▸ **GIVEN PROBLEM**: Your task is to repeat the entries word for word while leaving out the pictures.

** Start **

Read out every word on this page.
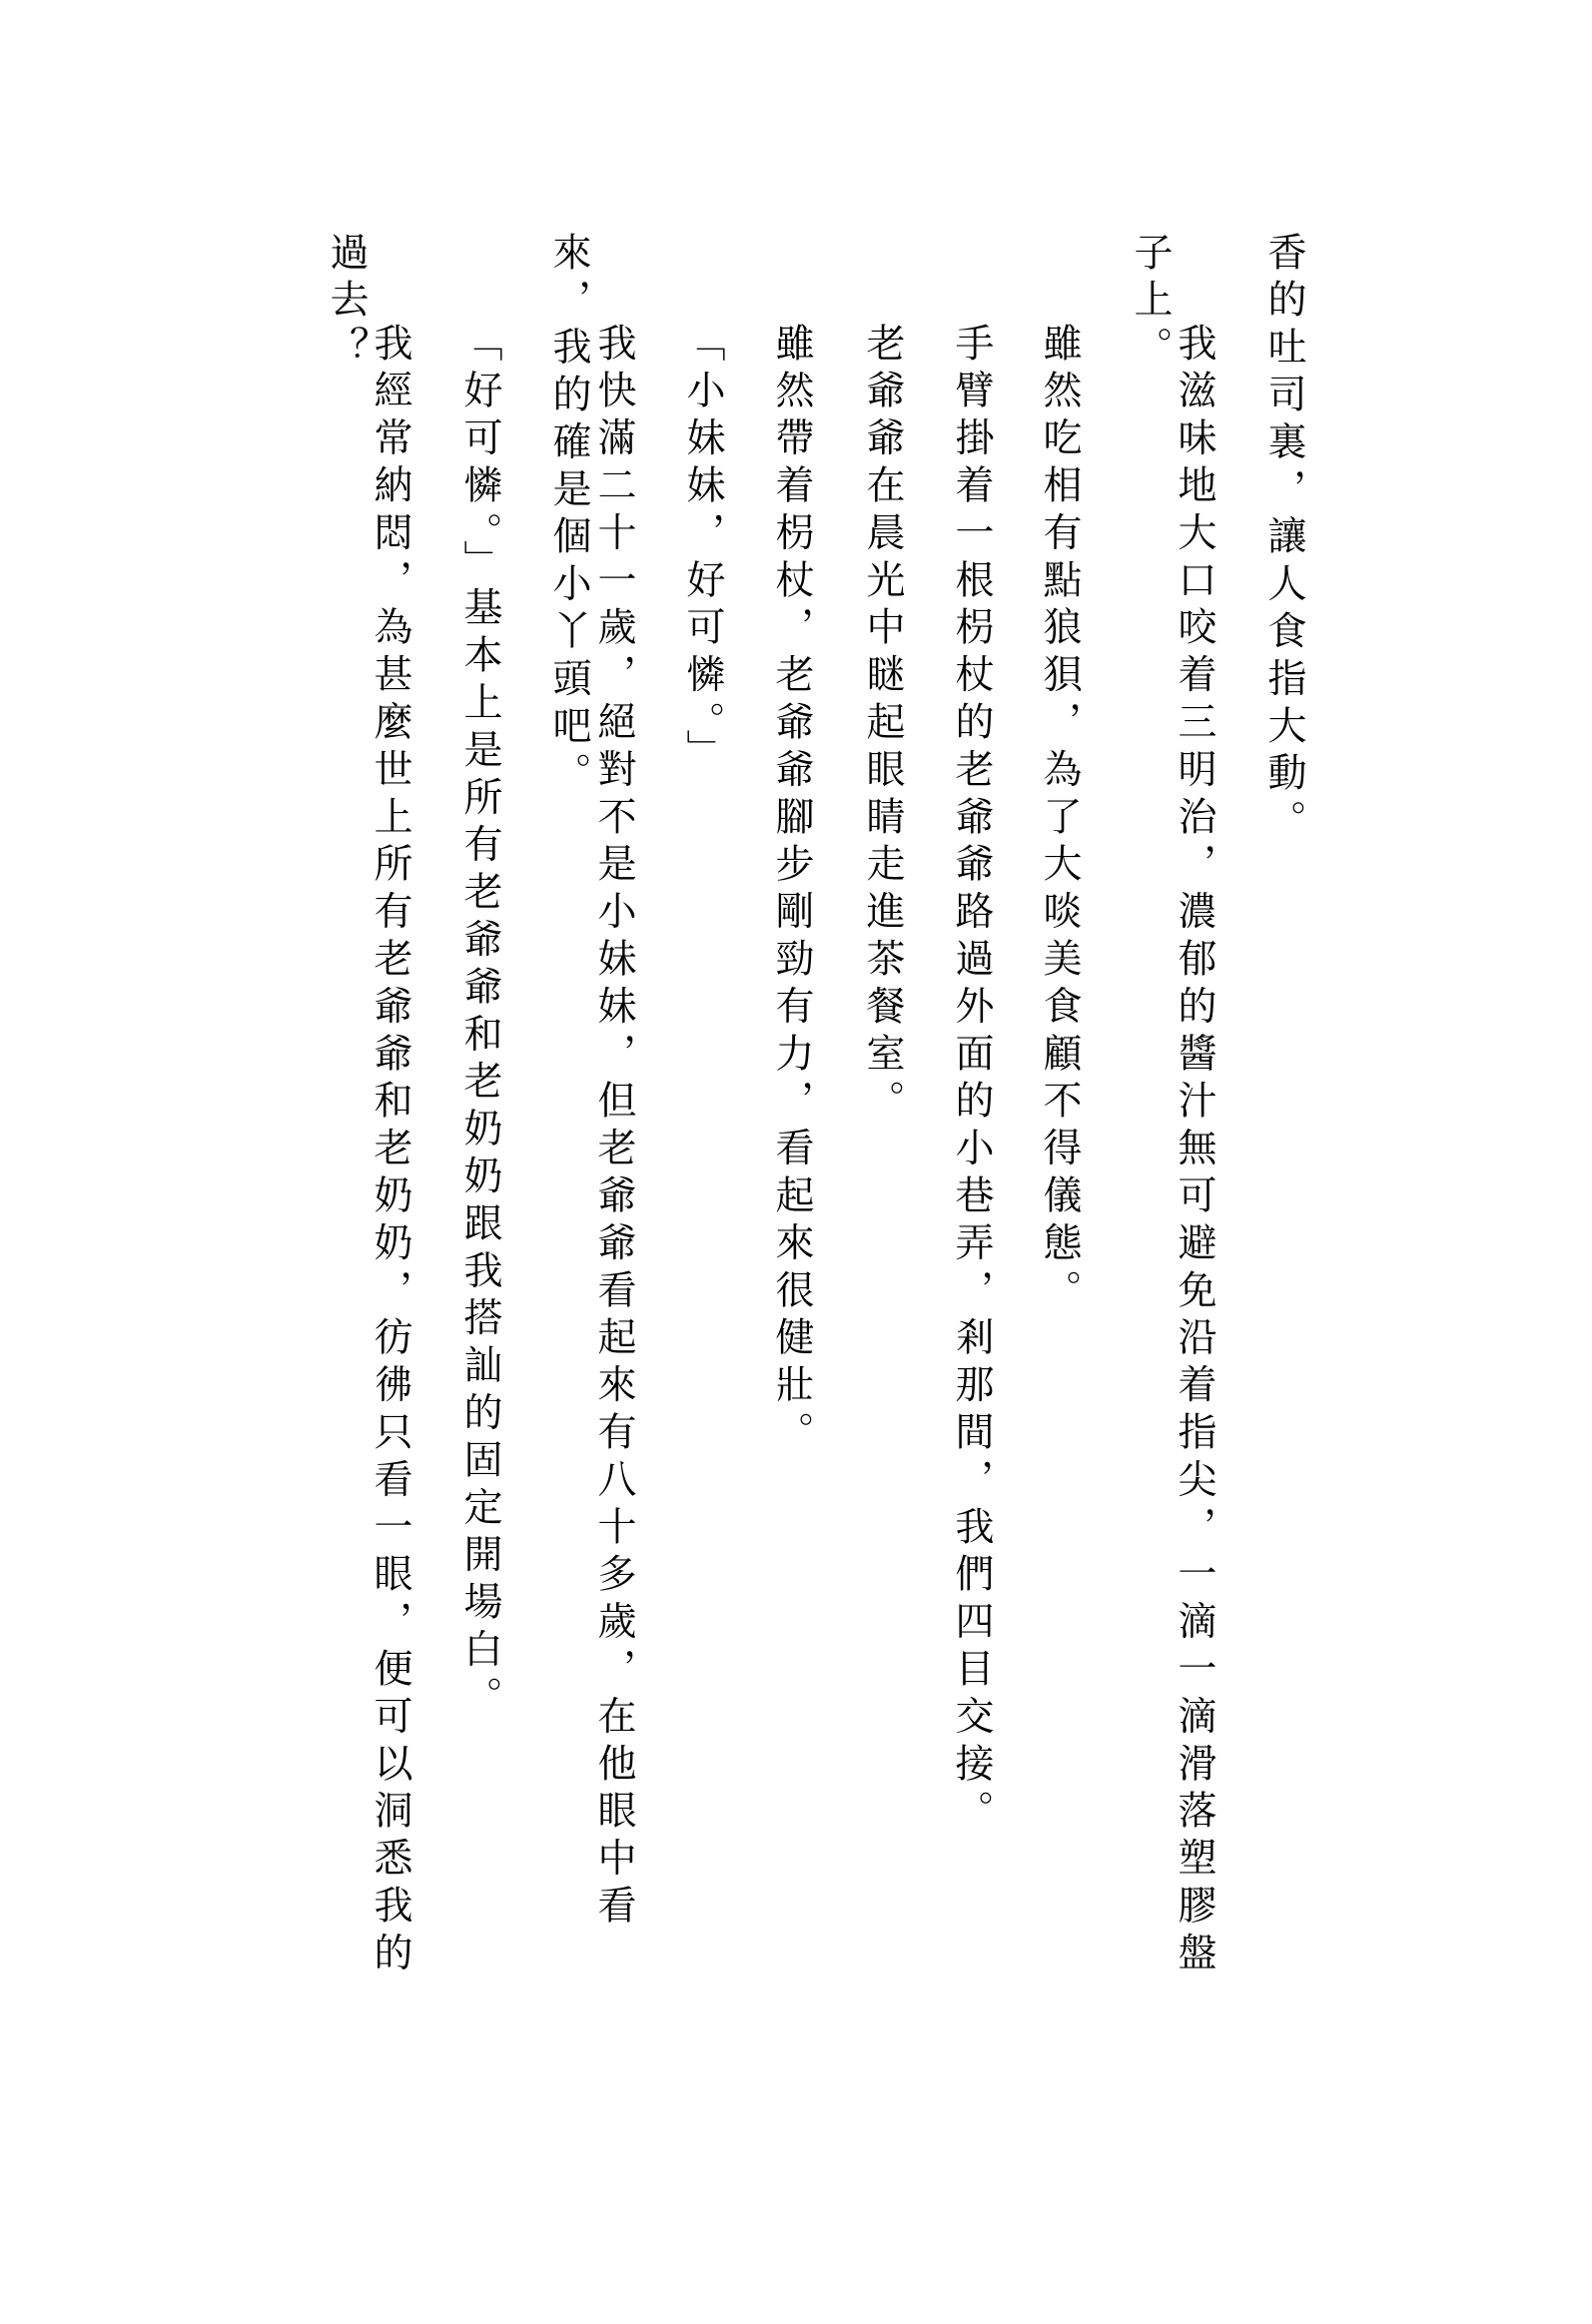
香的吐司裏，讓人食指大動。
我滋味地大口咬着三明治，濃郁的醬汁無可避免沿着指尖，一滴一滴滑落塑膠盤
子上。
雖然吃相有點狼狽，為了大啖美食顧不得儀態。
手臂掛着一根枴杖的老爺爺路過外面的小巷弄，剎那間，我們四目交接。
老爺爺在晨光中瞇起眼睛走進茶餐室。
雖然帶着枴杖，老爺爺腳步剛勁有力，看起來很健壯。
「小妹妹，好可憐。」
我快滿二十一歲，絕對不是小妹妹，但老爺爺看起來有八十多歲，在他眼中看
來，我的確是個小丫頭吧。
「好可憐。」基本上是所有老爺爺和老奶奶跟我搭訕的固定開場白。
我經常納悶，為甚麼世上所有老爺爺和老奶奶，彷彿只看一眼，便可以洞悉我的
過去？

** End **

▸ **THE OUTPUT**:
Read out every word on this page.
香的吐司裏，讓人食指大動。
我滋味地大口咬着三明治，濃郁的醬汁無可避免沿着指尖，一滴一滴滑落塑膠盤
子上。
雖然吃相有點狼狽，為了大啖美食顧不得儀態。
手臂掛着一根枴杖的老爺爺路過外面的小巷弄，剎那間，我們四目交接。
老爺爺在晨光中瞇起眼睛走進茶餐室。
雖然帶着枴杖，老爺爺腳步剛勁有力，看起來很健壯。
「小妹妹，好可憐。」
我快滿二十一歲，絕對不是小妹妹，但老爺爺看起來有八十多歲，在他眼中看
來，我的確是個小丫頭吧。
「好可憐。」基本上是所有老爺爺和老奶奶跟我搭訕的固定開場白。
我經常納悶，為甚麼世上所有老爺爺和老奶奶，彷彿只看一眼，便可以洞悉我的
過去？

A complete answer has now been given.